Go through the records and show each line where the word "نادي" occurs.

>> begin

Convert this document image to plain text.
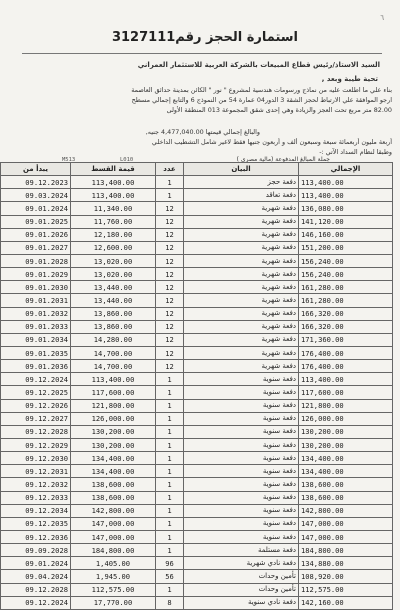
٦
استمارة الحجز رقم3127111
السيد الاستاذ/رئيس قطاع المبيعات بالشركة العربية للاستثمار العمراني
تحية طيبة وبعد ,
بناء علي ما اطلعت عليه من نماذج ورسومات هندسية لمشروع " نور " الكائن بمدينة حدائق العاصمة
ارجو الموافقة علي الارتباط لحجز الشقة 3 الدور04 عمارة 54 من النموذج 6 والتابع إجمالي مسطح
82.00 متر مربع تحت العجز والزيادة وهي إحدى شقق المجموعة 013 المنطقة الأولى
والبالغ إجمالي قيمتها 4,477,040.00 جنيه,
أربعة مليون أربعمائة سبعة وسبعون ألف و أربعون جنيها فقط لاغير شامل التشطيب الداخلي
وطبقا لنظام السداد الآتي :-
M513	L010	جملة المبالغ المدفوعة (مالية مصري )
يبدأ من	قيمة القسط	عدد	البيان	الإجمالي
09.12.2023	113,400.00	1	دفعة حجز	113,400.00
09.03.2024	113,400.00	1	دفعة تعاقد	113,400.00
09.01.2024	11,340.00	12	دفعة شهرية	136,080.00
09.01.2025	11,760.00	12	دفعة شهرية	141,120.00
09.01.2026	12,180.00	12	دفعة شهرية	146,160.00
09.01.2027	12,600.00	12	دفعة شهرية	151,200.00
09.01.2028	13,020.00	12	دفعة شهرية	156,240.00
09.01.2029	13,020.00	12	دفعة شهرية	156,240.00
09.01.2030	13,440.00	12	دفعة شهرية	161,280.00
09.01.2031	13,440.00	12	دفعة شهرية	161,280.00
09.01.2032	13,860.00	12	دفعة شهرية	166,320.00
09.01.2033	13,860.00	12	دفعة شهرية	166,320.00
09.01.2034	14,280.00	12	دفعة شهرية	171,360.00
09.01.2035	14,700.00	12	دفعة شهرية	176,400.00
09.01.2036	14,700.00	12	دفعة شهرية	176,400.00
09.12.2024	113,400.00	1	دفعة سنوية	113,400.00
09.12.2025	117,600.00	1	دفعة سنوية	117,600.00
09.12.2026	121,800.00	1	دفعة سنوية	121,800.00
09.12.2027	126,000.00	1	دفعة سنوية	126,000.00
09.12.2028	130,200.00	1	دفعة سنوية	130,200.00
09.12.2029	130,200.00	1	دفعة سنوية	130,200.00
09.12.2030	134,400.00	1	دفعة سنوية	134,400.00
09.12.2031	134,400.00	1	دفعة سنوية	134,400.00
09.12.2032	138,600.00	1	دفعة سنوية	138,600.00
09.12.2033	138,600.00	1	دفعة سنوية	138,600.00
09.12.2034	142,800.00	1	دفعة سنوية	142,800.00
09.12.2035	147,000.00	1	دفعة سنوية	147,000.00
09.12.2036	147,000.00	1	دفعة سنوية	147,000.00
09.09.2028	184,800.00	1	دفعة مستلمة	184,800.00
09.01.2024	1,405.00	96	دفعة نادي شهرية	134,880.00
09.04.2024	1,945.00	56	تأمين وحدات	108,920.00
09.12.2028	112,575.00	1	تأمين وحدات	112,575.00
09.12.2024	17,770.00	8	دفعة نادي سنوية	142,160.00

>> end

**PROBLEM SOLUTION:**
09.01.2024	1,405.00	96	دفعة نادي شهرية	134,880.00
09.12.2024	17,770.00	8	دفعة نادي سنوية	142,160.00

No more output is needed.